#### [What you will do]
Find and copy lines holding "чисел".

#### [Data supplied]
****************

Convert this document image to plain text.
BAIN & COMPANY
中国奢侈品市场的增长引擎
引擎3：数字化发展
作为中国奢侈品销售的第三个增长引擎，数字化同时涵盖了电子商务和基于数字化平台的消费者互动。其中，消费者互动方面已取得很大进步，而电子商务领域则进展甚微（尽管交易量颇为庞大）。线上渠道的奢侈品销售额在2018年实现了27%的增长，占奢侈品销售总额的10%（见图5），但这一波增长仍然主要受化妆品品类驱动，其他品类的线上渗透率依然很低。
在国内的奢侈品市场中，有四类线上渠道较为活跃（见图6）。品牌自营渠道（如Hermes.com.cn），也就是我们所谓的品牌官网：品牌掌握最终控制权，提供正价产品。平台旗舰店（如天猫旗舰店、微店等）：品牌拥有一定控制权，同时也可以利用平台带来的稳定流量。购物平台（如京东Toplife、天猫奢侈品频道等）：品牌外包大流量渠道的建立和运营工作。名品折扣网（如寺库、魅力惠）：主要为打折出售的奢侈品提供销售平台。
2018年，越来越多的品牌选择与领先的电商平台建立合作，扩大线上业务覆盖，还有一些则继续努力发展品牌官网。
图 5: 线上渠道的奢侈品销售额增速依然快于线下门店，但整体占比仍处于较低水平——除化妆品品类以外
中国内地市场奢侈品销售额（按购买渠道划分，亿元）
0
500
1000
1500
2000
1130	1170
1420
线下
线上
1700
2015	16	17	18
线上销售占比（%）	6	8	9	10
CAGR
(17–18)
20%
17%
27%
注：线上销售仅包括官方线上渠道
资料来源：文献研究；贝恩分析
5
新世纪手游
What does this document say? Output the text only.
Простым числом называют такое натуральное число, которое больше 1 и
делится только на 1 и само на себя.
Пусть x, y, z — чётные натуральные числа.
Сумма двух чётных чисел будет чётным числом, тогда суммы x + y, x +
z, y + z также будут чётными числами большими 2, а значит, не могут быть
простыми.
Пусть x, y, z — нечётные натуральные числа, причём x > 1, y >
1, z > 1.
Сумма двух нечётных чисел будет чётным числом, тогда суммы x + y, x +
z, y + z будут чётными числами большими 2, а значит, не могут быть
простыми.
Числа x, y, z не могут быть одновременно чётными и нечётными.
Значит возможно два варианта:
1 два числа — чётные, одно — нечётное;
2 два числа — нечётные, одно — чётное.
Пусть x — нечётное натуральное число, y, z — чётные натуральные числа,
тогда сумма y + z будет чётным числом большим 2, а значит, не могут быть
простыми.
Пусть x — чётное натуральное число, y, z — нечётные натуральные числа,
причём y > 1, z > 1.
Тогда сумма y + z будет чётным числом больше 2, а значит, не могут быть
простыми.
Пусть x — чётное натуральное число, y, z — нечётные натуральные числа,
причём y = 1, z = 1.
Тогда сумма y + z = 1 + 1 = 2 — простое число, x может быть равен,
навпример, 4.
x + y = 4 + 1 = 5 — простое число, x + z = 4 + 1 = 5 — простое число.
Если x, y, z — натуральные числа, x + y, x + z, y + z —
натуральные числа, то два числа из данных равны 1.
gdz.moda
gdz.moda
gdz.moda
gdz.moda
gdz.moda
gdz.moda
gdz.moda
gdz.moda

****************

#### [Result of the task]
Сумма двух чётных чисел будет чётным числом, тогда суммы x + y, x +
Сумма двух нечётных чисел будет чётным числом, тогда суммы x + y, x +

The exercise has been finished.